• Prompt: Copy each line from the entries that the word "gradient" appears in.

• Data provided:
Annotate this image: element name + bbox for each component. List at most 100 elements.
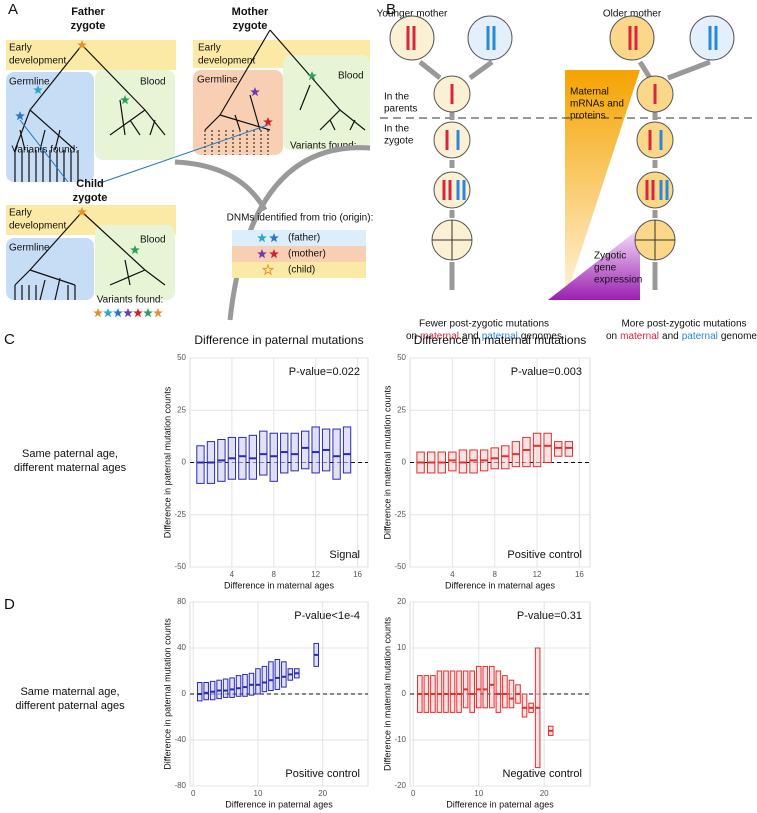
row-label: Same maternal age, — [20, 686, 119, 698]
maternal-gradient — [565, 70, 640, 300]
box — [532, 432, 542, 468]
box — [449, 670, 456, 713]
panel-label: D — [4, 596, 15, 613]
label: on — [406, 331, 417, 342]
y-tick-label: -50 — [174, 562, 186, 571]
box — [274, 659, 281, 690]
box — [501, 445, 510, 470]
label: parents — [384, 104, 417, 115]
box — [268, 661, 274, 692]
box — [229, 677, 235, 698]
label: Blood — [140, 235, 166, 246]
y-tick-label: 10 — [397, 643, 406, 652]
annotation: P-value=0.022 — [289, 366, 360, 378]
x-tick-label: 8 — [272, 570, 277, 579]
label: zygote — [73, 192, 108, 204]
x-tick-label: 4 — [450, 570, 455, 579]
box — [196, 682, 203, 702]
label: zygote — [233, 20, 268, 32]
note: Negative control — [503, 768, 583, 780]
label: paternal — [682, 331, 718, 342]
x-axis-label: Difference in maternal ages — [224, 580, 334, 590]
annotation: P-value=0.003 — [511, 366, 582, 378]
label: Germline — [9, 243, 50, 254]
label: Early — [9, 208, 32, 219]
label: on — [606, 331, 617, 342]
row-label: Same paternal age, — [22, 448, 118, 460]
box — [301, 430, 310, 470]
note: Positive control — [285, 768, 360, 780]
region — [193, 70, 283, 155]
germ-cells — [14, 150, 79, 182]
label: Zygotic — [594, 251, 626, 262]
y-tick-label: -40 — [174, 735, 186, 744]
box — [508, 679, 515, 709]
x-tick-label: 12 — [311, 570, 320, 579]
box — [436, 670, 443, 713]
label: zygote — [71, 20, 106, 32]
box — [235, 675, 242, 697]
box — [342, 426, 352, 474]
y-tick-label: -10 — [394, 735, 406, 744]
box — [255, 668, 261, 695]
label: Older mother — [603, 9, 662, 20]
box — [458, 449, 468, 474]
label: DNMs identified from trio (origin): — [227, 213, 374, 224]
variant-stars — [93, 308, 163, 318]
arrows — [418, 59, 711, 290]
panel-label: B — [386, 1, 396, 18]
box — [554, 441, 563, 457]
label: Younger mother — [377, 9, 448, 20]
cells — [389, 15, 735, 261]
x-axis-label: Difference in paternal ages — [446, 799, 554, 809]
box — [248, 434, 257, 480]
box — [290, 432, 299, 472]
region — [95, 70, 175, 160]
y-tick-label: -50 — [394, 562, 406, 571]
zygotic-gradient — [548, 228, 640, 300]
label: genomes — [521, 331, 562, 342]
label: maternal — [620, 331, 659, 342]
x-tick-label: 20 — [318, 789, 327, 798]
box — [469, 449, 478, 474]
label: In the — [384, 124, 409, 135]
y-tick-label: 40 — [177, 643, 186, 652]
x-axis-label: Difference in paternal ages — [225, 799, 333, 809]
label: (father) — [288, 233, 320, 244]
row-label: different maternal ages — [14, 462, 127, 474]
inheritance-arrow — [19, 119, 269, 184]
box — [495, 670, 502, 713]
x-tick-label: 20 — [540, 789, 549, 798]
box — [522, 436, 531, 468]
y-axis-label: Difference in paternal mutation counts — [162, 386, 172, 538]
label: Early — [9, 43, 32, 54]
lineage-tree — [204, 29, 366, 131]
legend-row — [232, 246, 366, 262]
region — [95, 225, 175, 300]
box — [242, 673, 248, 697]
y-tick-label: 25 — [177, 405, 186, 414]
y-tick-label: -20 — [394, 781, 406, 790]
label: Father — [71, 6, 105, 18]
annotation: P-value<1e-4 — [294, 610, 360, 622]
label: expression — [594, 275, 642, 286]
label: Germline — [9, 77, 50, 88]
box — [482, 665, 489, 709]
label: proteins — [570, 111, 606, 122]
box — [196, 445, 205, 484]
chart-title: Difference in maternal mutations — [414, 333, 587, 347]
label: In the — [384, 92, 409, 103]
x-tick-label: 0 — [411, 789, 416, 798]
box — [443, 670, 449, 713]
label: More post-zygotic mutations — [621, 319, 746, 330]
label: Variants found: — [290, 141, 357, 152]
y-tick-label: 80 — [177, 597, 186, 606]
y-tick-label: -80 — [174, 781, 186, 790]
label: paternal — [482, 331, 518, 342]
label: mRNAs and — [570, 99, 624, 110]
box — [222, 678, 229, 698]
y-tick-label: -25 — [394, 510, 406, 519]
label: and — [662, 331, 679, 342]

• Problem solution:
maternal-gradient — [565, 70, 640, 300]
zygotic-gradient — [548, 228, 640, 300]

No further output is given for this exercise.